• Set exercise
Copy every entry precisely.

• Data shown
_ _ _ _ _ _ _
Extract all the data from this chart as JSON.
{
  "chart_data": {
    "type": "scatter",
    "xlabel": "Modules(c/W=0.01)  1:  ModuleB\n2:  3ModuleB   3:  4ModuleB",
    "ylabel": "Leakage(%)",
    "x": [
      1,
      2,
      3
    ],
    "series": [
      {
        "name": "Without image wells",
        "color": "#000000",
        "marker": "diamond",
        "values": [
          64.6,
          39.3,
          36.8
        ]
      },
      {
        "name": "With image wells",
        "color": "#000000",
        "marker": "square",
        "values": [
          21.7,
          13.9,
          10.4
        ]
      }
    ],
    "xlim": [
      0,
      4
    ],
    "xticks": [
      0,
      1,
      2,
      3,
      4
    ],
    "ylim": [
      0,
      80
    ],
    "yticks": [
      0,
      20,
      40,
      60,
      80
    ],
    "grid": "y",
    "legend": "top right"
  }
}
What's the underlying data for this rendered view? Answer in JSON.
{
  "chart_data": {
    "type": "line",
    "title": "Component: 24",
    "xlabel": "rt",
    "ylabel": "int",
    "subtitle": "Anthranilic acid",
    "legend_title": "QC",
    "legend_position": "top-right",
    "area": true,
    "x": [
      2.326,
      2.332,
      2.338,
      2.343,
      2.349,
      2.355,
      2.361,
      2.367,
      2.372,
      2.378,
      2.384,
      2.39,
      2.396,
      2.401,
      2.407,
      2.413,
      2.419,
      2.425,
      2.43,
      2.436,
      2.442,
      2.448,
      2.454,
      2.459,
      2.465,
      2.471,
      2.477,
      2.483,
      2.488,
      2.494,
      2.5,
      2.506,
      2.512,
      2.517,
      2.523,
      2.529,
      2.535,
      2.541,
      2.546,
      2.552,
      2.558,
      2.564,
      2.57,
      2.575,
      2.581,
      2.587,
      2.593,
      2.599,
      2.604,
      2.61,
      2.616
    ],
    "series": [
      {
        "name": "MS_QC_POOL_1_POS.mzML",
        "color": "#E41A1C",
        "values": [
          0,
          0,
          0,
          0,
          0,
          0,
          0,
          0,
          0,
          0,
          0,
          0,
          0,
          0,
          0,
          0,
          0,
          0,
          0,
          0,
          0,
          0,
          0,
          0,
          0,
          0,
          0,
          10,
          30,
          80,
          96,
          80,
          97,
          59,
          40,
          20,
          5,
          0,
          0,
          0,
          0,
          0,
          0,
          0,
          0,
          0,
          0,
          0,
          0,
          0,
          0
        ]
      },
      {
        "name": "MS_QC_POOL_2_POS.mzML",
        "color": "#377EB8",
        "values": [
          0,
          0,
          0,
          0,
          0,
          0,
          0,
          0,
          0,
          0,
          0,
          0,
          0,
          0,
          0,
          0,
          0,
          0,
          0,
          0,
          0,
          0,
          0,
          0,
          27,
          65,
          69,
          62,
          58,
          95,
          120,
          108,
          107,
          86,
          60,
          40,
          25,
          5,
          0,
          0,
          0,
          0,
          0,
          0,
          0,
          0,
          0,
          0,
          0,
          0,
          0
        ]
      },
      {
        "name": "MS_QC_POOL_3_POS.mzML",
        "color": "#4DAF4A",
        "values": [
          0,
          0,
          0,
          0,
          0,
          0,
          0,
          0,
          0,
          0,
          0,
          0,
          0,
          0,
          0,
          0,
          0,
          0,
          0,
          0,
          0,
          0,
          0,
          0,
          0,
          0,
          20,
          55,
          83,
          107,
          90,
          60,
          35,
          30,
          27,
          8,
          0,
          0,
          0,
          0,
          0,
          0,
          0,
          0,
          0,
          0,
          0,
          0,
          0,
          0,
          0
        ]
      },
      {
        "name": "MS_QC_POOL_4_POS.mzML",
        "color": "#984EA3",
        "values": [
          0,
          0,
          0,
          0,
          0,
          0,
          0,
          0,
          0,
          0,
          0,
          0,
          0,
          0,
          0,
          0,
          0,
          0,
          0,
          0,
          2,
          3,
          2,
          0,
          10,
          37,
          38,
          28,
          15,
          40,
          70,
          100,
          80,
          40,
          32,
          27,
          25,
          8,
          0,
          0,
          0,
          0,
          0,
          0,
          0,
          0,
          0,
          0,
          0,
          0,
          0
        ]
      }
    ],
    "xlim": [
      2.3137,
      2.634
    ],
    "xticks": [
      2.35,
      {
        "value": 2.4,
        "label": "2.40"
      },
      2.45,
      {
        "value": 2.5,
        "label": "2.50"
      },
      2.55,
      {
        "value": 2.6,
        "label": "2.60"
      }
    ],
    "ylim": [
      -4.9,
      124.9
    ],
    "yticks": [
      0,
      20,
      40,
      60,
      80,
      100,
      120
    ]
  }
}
_ _ _ _ _ _ _
• Result for this exercise
Extract all the data from this chart as JSON.
{
  "chart_data": {
    "type": "scatter",
    "xlabel": "Modules(c/W=0.01)  1:  ModuleB\n2:  3ModuleB   3:  4ModuleB",
    "ylabel": "Leakage(%)",
    "x": [
      1,
      2,
      3
    ],
    "series": [
      {
        "name": "Without image wells",
        "color": "#000000",
        "marker": "diamond",
        "values": [
          64.6,
          39.3,
          36.8
        ]
      },
      {
        "name": "With image wells",
        "color": "#000000",
        "marker": "square",
        "values": [
          21.7,
          13.9,
          10.4
        ]
      }
    ],
    "xlim": [
      0,
      4
    ],
    "xticks": [
      0,
      1,
      2,
      3,
      4
    ],
    "ylim": [
      0,
      80
    ],
    "yticks": [
      0,
      20,
      40,
      60,
      80
    ],
    "grid": "y",
    "legend": "top right"
  }
}
What's the underlying data for this rendered view? Answer in JSON.
{
  "chart_data": {
    "type": "line",
    "title": "Component: 24",
    "xlabel": "rt",
    "ylabel": "int",
    "subtitle": "Anthranilic acid",
    "legend_title": "QC",
    "legend_position": "top-right",
    "area": true,
    "x": [
      2.326,
      2.332,
      2.338,
      2.343,
      2.349,
      2.355,
      2.361,
      2.367,
      2.372,
      2.378,
      2.384,
      2.39,
      2.396,
      2.401,
      2.407,
      2.413,
      2.419,
      2.425,
      2.43,
      2.436,
      2.442,
      2.448,
      2.454,
      2.459,
      2.465,
      2.471,
      2.477,
      2.483,
      2.488,
      2.494,
      2.5,
      2.506,
      2.512,
      2.517,
      2.523,
      2.529,
      2.535,
      2.541,
      2.546,
      2.552,
      2.558,
      2.564,
      2.57,
      2.575,
      2.581,
      2.587,
      2.593,
      2.599,
      2.604,
      2.61,
      2.616
    ],
    "series": [
      {
        "name": "MS_QC_POOL_1_POS.mzML",
        "color": "#E41A1C",
        "values": [
          0,
          0,
          0,
          0,
          0,
          0,
          0,
          0,
          0,
          0,
          0,
          0,
          0,
          0,
          0,
          0,
          0,
          0,
          0,
          0,
          0,
          0,
          0,
          0,
          0,
          0,
          0,
          10,
          30,
          80,
          96,
          80,
          97,
          59,
          40,
          20,
          5,
          0,
          0,
          0,
          0,
          0,
          0,
          0,
          0,
          0,
          0,
          0,
          0,
          0,
          0
        ]
      },
      {
        "name": "MS_QC_POOL_2_POS.mzML",
        "color": "#377EB8",
        "values": [
          0,
          0,
          0,
          0,
          0,
          0,
          0,
          0,
          0,
          0,
          0,
          0,
          0,
          0,
          0,
          0,
          0,
          0,
          0,
          0,
          0,
          0,
          0,
          0,
          27,
          65,
          69,
          62,
          58,
          95,
          120,
          108,
          107,
          86,
          60,
          40,
          25,
          5,
          0,
          0,
          0,
          0,
          0,
          0,
          0,
          0,
          0,
          0,
          0,
          0,
          0
        ]
      },
      {
        "name": "MS_QC_POOL_3_POS.mzML",
        "color": "#4DAF4A",
        "values": [
          0,
          0,
          0,
          0,
          0,
          0,
          0,
          0,
          0,
          0,
          0,
          0,
          0,
          0,
          0,
          0,
          0,
          0,
          0,
          0,
          0,
          0,
          0,
          0,
          0,
          0,
          20,
          55,
          83,
          107,
          90,
          60,
          35,
          30,
          27,
          8,
          0,
          0,
          0,
          0,
          0,
          0,
          0,
          0,
          0,
          0,
          0,
          0,
          0,
          0,
          0
        ]
      },
      {
        "name": "MS_QC_POOL_4_POS.mzML",
        "color": "#984EA3",
        "values": [
          0,
          0,
          0,
          0,
          0,
          0,
          0,
          0,
          0,
          0,
          0,
          0,
          0,
          0,
          0,
          0,
          0,
          0,
          0,
          0,
          2,
          3,
          2,
          0,
          10,
          37,
          38,
          28,
          15,
          40,
          70,
          100,
          80,
          40,
          32,
          27,
          25,
          8,
          0,
          0,
          0,
          0,
          0,
          0,
          0,
          0,
          0,
          0,
          0,
          0,
          0
        ]
      }
    ],
    "xlim": [
      2.3137,
      2.634
    ],
    "xticks": [
      2.35,
      {
        "value": 2.4,
        "label": "2.40"
      },
      2.45,
      {
        "value": 2.5,
        "label": "2.50"
      },
      2.55,
      {
        "value": 2.6,
        "label": "2.60"
      }
    ],
    "ylim": [
      -4.9,
      124.9
    ],
    "yticks": [
      0,
      20,
      40,
      60,
      80,
      100,
      120
    ]
  }
}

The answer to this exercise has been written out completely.